━━ Records for the exercise ━━

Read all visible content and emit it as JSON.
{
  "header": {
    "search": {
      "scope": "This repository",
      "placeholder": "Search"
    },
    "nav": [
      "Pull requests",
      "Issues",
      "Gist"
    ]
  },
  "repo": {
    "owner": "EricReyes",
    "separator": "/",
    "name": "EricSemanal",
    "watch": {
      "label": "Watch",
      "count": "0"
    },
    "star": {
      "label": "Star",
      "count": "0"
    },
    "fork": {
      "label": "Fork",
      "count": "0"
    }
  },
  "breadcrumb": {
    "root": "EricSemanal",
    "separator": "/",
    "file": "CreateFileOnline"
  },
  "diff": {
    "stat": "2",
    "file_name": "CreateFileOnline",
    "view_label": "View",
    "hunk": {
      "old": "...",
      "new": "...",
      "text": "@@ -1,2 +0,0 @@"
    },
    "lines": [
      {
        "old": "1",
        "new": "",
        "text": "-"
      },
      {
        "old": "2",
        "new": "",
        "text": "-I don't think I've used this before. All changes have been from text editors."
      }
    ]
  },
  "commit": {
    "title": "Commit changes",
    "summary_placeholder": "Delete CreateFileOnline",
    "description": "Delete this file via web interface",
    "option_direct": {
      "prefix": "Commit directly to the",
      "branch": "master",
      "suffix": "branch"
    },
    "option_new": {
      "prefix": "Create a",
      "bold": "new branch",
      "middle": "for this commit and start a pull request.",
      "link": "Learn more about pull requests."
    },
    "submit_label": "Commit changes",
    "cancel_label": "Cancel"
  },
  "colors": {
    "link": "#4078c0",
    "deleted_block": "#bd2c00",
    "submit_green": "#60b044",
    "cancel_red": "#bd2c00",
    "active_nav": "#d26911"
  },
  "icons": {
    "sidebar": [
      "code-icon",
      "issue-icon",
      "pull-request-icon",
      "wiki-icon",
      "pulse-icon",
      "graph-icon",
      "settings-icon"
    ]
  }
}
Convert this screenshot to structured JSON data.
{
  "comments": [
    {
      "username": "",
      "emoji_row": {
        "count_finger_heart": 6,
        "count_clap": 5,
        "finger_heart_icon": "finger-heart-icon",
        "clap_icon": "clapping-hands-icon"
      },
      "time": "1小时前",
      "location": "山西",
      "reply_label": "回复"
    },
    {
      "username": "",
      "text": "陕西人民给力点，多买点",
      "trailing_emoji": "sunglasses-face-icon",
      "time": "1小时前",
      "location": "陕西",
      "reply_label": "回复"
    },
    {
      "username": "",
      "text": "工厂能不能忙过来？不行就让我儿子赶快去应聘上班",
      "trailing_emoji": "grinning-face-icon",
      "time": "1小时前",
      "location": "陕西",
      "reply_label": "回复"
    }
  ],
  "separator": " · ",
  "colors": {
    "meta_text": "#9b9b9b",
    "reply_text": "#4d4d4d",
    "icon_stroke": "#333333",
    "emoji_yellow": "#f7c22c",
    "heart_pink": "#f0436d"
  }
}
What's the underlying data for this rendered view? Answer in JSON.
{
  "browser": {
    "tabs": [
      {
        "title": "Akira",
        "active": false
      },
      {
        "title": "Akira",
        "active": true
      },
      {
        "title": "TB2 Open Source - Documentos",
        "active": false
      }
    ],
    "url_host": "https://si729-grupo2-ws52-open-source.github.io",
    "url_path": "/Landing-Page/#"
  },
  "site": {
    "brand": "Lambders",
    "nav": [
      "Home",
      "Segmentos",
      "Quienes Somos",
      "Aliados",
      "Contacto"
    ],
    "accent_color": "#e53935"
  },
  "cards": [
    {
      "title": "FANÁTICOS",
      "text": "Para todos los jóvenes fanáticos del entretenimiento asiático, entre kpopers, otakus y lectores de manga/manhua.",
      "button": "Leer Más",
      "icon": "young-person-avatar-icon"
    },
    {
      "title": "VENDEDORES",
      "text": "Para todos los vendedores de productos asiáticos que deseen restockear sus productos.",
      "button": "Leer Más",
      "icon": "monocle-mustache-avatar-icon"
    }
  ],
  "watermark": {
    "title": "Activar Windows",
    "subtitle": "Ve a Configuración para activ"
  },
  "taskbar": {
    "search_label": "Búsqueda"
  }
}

━━━

Identify and extract each line of the listing that contains "data".

### The answer
Convert this screenshot to structured JSON data.
What's the underlying data for this rendered view? Answer in JSON.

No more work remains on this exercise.